> [Directive 1]: From the post on multithreaded programming, reproduce the passage starting with "Synchronize with Mutexes?" and going on through "synchronize the data.".
> [Directive 2]: In the post on multithreaded programming, what is named as the standard solution to the clock-domain crossing problem?
> [Directive 3]:
Decide whether each statement agrees with the post on multithreaded programming. Answer yes or no for each, and quote the words from the post that settle it.
(a) The problem was encountered while developing the Terrier product at LucidHelix Solutions.
(b) Using mutexes kept working well even after the volume of data increased.
(c) Writing into the FIFO requires locking when there is free space.

> [Passage shown]:
>>>

Multithreaded Programming – Mutexes

Multithreaded programming is difficult.  The problem is that as soon as you introduce multiple threads, the flow of your program is no longer linear.  Race conditions arising from multithreaded programming are also some of the toughest bugs to find, reproduce, and fix.  No wonder most people avoid multithreaded programming!  Some people even suggest avoiding this practice all together [reference].  Don’t worry, I’m not here to talk about problems, I’m here to talk about solutions :)

The most common reason I’ve had for doing multithreaded programming is to deal with truly parallel data.  In my case, I have dealt with processing multiple live MPEG-2 Transport streams and providing access to the resulting data over a webservice.  This problem was encountered when developing the Terrier product at LucidHelix Solutions.

Synchronize with Mutexes?
In order to syncrhonize all of these threads we started by using Mutexes to protect shared resources.  This worked well until the volume of data increased and the number of mutex operations started to get into the 1000′s of locking and unlocking operations per second.  At that point everything ground to a halt because everytime you use a mutex a context switch is required to access the underlying kernel synchronization construct!

We quickly discovered that we could not use mutex lock acquisition to protect the resources, but we needed some way to synchronize the data.

FIFOs and Spin locks to the Rescue!
At this point we decided that it was necessary to take a more intelligent look at how the data was being processed and see if we could avoid the need for synchronization.  Having worked with FPGAs in the past, we realized that the multithreading problem is similar to the problem of crossing clock-domains in FPGAs.  The standard solution to the clock-domain crossing problem is a FIFO.  The FIFO is divided into 2 pieces, allowing one thread or clock-domain to feed the input and read the free space available and one thread tor clock-domain to pull the output and read the amount of data in the FIFO.  The key to this working is that no locking is required to write into the FIFO when there is free space, and no locking is requried to read data from the FIFO when there is data in it.

<<<

> [Supplied records]:

>>>

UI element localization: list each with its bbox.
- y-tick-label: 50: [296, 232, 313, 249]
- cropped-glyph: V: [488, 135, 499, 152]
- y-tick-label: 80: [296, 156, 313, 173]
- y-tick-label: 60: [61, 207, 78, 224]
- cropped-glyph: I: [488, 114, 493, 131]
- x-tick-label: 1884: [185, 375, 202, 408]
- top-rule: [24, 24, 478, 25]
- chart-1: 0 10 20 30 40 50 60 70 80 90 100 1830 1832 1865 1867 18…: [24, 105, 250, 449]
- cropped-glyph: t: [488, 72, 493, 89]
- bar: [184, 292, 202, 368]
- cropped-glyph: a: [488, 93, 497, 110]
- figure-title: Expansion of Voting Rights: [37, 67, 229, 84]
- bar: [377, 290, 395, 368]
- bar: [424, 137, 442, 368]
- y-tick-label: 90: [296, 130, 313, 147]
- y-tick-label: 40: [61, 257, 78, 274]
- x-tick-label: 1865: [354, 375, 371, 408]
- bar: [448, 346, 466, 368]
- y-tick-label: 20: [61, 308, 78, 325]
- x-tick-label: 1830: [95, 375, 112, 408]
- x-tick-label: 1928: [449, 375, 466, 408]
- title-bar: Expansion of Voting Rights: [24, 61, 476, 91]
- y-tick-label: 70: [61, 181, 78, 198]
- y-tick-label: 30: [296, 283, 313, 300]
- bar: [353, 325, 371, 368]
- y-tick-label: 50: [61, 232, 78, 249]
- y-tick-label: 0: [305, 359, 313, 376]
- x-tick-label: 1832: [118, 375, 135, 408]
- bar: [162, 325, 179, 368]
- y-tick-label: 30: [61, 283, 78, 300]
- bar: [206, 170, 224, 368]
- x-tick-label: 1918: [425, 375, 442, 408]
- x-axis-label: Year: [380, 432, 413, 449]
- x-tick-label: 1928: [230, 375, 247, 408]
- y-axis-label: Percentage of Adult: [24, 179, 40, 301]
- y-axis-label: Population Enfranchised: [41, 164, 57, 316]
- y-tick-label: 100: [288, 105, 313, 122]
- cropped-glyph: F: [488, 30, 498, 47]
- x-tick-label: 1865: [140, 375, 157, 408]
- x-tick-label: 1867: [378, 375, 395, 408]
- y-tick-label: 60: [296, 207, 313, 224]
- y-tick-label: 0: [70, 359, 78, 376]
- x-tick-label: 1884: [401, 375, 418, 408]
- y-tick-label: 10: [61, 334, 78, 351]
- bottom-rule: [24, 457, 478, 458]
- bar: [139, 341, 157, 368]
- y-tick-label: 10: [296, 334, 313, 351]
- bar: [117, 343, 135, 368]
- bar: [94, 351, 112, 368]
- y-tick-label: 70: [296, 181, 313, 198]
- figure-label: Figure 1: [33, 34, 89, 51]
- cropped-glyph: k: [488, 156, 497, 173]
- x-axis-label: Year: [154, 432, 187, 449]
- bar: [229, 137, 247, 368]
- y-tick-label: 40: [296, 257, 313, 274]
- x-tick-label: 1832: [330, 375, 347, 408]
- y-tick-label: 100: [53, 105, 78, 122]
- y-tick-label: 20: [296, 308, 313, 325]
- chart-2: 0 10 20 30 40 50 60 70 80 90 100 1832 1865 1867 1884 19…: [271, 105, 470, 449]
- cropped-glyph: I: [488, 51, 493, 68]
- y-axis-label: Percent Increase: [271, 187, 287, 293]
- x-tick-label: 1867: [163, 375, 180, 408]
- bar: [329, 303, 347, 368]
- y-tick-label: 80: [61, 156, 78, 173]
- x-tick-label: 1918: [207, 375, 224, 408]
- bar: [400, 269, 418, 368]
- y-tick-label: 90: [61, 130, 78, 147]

<<<

> [Exercise response 1]:
Synchronize with Mutexes?
In order to syncrhonize all of these threads we started by using Mutexes to protect shared resources.  This worked well until the volume of data increased and the number of mutex operations started to get into the 1000′s of locking and unlocking operations per second.  At that point everything ground to a halt because everytime you use a mutex a context switch is required to access the underlying kernel synchronization construct!

We quickly discovered that we could not use mutex lock acquisition to protect the resources, but we needed some way to synchronize the data.

> [Exercise response 2]: The standard solution is a FIFO.

> [Exercise response 3]:
(a) Yes: "This problem was encountered when developing the Terrier product at LucidHelix Solutions."
(b) No: "This worked well until the volume of data increased"
(c) No: "no locking is required to write into the FIFO when there is free space"